◆ EXERCISE GOAL
Using the entries that follow, count the lines containing the word "role" and give that number by itself.
## BEGIN INPUT
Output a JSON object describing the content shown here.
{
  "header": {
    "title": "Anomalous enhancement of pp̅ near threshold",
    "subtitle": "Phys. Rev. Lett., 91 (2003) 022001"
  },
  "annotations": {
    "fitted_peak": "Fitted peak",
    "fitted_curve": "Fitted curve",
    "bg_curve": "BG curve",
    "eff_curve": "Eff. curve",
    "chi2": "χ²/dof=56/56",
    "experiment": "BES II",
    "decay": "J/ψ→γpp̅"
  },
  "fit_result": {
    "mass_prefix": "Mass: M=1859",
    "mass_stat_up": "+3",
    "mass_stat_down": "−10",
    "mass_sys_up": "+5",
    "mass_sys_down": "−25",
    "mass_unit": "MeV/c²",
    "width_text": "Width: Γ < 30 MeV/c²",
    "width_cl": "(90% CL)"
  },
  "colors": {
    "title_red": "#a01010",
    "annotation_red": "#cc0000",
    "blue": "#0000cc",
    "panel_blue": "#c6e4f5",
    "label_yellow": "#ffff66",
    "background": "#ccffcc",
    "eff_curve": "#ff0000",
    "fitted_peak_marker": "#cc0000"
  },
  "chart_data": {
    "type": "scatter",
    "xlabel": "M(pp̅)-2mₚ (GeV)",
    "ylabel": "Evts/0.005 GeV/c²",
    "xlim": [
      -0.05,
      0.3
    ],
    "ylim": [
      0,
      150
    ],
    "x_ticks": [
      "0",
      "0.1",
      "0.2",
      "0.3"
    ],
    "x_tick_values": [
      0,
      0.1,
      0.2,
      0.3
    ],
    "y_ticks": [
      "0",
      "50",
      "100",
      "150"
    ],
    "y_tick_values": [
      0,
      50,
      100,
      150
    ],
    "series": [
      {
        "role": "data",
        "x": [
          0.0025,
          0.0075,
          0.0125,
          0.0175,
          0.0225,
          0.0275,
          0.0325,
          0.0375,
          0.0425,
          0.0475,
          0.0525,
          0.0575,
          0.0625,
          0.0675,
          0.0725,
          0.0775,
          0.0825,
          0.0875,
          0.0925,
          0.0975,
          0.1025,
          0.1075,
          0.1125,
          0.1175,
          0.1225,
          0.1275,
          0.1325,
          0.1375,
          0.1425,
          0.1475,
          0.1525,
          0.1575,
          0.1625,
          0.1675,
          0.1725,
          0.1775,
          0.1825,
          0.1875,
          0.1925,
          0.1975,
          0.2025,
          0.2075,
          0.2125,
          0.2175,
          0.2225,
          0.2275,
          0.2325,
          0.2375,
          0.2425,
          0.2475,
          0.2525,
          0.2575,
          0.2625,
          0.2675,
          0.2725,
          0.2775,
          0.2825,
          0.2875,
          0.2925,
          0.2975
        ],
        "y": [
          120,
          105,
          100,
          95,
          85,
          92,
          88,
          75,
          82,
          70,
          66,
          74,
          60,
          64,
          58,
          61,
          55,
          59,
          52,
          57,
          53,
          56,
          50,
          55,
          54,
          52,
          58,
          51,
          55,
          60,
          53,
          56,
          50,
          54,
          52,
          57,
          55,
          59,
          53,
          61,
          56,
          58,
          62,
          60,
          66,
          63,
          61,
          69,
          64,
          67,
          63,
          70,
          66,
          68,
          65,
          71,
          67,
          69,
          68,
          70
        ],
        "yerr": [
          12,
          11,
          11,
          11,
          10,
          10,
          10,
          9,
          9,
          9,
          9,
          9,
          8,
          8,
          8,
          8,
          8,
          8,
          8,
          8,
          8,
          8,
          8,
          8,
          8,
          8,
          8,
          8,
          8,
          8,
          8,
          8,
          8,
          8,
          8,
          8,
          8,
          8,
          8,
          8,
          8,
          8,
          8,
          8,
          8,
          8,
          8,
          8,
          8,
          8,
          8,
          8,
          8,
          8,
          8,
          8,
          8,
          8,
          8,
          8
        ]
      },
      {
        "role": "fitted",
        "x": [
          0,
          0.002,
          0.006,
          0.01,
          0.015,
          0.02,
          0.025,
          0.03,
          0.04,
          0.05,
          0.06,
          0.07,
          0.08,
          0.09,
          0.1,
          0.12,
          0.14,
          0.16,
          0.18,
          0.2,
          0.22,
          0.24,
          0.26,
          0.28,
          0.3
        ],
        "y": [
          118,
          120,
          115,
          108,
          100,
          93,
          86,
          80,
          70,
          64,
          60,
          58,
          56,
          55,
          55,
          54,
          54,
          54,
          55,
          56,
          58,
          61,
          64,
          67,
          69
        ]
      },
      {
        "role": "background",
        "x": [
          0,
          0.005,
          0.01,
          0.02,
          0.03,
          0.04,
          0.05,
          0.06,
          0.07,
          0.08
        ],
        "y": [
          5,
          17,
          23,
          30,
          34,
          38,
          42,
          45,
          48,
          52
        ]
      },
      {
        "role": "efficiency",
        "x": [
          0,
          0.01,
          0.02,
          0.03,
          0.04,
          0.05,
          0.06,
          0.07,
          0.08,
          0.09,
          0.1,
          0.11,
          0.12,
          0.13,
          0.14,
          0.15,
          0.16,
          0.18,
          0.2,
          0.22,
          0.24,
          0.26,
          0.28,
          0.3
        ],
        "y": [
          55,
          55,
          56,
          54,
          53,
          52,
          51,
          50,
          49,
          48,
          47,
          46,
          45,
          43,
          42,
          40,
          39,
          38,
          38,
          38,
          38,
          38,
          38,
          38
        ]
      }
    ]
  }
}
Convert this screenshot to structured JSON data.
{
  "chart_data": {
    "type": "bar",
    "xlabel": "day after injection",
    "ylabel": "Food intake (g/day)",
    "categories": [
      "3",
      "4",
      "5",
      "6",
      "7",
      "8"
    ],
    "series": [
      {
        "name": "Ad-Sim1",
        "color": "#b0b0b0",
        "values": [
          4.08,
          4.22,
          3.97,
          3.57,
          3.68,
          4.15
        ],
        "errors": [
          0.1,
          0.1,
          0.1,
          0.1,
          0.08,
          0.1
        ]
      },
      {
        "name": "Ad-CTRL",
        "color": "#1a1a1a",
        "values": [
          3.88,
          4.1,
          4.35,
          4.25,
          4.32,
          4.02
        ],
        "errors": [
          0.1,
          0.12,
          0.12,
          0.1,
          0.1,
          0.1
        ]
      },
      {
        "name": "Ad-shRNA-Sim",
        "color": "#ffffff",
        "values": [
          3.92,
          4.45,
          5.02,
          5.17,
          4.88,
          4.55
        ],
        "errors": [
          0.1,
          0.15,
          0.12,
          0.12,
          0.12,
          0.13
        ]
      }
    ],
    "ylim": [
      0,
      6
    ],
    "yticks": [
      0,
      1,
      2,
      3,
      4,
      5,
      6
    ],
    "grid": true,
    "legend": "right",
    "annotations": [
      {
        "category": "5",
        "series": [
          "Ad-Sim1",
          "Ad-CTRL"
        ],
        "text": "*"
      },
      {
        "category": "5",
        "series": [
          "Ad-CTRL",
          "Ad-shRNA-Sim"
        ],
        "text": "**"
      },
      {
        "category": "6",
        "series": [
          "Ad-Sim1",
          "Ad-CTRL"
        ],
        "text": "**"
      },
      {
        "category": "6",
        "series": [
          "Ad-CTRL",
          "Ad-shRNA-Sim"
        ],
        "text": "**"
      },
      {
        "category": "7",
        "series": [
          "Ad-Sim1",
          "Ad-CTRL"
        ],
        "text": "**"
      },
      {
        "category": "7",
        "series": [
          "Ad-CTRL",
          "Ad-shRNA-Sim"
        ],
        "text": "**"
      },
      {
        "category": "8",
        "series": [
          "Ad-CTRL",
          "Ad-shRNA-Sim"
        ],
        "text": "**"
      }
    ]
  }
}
## END INPUT
◆ SOLUTION BELOW
4